%%
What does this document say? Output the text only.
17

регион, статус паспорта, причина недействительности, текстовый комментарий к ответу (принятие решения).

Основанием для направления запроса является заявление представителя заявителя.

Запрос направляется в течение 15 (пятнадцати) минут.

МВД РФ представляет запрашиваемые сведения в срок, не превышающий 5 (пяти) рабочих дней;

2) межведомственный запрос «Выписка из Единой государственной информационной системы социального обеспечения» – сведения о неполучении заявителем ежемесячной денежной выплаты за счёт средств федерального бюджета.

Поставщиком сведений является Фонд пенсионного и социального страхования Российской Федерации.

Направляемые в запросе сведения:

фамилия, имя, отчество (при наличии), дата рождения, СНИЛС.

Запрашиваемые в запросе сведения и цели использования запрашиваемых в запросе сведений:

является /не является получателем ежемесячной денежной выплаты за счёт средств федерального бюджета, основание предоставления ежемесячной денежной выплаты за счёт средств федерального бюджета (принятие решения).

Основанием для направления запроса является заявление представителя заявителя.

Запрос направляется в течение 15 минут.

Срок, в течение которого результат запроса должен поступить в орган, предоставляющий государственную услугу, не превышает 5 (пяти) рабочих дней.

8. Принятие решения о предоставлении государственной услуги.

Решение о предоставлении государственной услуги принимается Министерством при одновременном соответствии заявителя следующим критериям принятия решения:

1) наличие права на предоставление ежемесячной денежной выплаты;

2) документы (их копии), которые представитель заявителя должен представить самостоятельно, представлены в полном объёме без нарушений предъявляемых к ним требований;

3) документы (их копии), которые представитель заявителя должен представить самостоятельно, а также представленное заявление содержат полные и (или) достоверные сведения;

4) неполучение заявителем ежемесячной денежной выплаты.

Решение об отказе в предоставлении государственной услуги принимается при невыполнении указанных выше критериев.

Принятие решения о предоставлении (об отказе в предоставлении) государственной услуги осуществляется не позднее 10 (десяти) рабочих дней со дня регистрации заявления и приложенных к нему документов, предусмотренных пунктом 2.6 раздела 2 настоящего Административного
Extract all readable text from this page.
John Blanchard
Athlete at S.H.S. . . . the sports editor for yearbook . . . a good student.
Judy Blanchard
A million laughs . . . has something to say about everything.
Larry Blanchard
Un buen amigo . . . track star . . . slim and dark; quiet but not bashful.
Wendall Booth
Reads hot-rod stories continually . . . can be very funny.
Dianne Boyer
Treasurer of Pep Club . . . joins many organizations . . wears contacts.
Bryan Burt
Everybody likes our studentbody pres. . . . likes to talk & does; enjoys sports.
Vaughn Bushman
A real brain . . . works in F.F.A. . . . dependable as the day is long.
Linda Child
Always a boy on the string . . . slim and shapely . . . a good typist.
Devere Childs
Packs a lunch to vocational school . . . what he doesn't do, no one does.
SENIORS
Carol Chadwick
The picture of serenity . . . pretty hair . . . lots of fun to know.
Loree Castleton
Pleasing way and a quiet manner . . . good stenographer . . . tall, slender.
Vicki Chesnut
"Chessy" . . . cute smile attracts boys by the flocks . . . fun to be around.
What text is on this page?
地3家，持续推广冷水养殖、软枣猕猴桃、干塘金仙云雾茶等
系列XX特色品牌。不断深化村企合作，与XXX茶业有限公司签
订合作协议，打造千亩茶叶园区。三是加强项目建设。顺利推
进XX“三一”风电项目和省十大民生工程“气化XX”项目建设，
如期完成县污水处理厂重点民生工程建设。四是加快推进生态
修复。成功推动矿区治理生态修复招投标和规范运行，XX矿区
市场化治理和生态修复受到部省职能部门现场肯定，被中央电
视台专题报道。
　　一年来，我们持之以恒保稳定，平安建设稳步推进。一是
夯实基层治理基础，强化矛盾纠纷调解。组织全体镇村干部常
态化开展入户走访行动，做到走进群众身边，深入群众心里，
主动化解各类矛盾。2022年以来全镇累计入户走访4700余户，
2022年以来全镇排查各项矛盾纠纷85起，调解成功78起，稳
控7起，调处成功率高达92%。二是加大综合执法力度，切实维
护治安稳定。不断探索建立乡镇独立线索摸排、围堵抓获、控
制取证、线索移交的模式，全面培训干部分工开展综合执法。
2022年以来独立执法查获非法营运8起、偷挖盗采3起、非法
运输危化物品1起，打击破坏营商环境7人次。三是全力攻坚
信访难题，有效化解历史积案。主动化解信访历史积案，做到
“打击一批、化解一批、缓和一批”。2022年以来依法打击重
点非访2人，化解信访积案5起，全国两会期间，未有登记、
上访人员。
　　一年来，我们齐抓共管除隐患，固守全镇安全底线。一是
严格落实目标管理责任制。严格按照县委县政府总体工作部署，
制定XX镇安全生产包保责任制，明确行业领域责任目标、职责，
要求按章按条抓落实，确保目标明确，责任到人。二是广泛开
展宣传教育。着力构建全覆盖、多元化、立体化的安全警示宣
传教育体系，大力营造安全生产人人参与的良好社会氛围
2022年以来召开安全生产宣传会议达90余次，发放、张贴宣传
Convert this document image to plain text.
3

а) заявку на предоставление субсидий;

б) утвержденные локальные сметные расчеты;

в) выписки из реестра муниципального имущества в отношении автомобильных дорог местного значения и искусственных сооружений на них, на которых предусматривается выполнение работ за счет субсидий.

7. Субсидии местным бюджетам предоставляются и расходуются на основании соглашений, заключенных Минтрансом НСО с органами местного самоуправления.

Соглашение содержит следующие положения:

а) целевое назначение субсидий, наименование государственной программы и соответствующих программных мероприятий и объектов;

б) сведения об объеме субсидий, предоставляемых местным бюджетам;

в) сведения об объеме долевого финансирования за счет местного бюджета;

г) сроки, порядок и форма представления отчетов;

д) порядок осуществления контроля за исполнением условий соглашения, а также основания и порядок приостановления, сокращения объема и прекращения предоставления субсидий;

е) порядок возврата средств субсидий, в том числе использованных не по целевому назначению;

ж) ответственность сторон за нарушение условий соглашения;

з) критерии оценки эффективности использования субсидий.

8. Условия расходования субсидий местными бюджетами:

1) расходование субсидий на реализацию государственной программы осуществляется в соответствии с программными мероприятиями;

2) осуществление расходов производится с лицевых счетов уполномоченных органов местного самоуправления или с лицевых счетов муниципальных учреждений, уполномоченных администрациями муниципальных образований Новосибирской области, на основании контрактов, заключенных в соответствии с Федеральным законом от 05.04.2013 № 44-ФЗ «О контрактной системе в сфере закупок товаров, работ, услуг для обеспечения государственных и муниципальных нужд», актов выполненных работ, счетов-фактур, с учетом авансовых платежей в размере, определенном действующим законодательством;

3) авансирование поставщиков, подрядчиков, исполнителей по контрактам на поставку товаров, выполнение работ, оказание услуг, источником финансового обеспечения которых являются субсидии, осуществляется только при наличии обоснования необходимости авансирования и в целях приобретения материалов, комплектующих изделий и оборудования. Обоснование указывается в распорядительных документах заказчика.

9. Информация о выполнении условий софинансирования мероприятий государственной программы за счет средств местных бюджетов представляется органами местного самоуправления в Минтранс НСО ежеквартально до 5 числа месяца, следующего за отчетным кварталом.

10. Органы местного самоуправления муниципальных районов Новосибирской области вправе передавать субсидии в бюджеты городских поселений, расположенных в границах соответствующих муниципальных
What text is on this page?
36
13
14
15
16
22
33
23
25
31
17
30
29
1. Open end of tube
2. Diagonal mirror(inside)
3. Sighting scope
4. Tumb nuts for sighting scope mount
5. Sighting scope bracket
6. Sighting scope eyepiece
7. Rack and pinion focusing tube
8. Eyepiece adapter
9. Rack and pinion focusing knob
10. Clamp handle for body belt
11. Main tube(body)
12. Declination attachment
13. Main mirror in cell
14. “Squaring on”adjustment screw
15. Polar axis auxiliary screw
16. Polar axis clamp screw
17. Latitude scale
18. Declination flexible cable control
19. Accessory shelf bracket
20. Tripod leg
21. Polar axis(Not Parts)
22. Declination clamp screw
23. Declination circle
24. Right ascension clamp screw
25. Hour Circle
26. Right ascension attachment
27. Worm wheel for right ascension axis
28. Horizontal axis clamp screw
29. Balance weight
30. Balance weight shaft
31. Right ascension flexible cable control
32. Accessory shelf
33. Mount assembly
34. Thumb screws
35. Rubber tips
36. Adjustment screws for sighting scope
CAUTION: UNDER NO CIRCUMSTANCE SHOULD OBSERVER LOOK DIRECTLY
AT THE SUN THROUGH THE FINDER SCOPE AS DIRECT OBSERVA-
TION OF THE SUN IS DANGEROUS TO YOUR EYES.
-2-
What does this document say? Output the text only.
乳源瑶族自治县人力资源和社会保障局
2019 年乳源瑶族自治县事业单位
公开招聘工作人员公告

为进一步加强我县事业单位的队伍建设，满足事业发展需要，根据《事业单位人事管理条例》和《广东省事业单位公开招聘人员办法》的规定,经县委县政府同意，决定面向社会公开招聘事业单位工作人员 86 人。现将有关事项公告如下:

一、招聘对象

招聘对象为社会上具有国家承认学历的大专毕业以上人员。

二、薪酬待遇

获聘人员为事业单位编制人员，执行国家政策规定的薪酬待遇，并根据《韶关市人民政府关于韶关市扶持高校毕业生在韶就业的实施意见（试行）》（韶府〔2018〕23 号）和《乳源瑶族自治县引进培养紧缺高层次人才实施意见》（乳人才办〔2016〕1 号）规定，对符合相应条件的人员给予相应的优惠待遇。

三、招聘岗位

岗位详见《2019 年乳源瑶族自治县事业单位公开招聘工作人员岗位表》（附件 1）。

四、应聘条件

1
%%
Prompt -
From the entries above, copy every line containing the word "течение".

Answer in full -
Запрос направляется в течение 15 (пятнадцати) минут.
Запрос направляется в течение 15 минут.
Срок, в течение которого результат запроса должен поступить в орган, предоставляющий государственную услугу, не превышает 5 (пяти) рабочих дней.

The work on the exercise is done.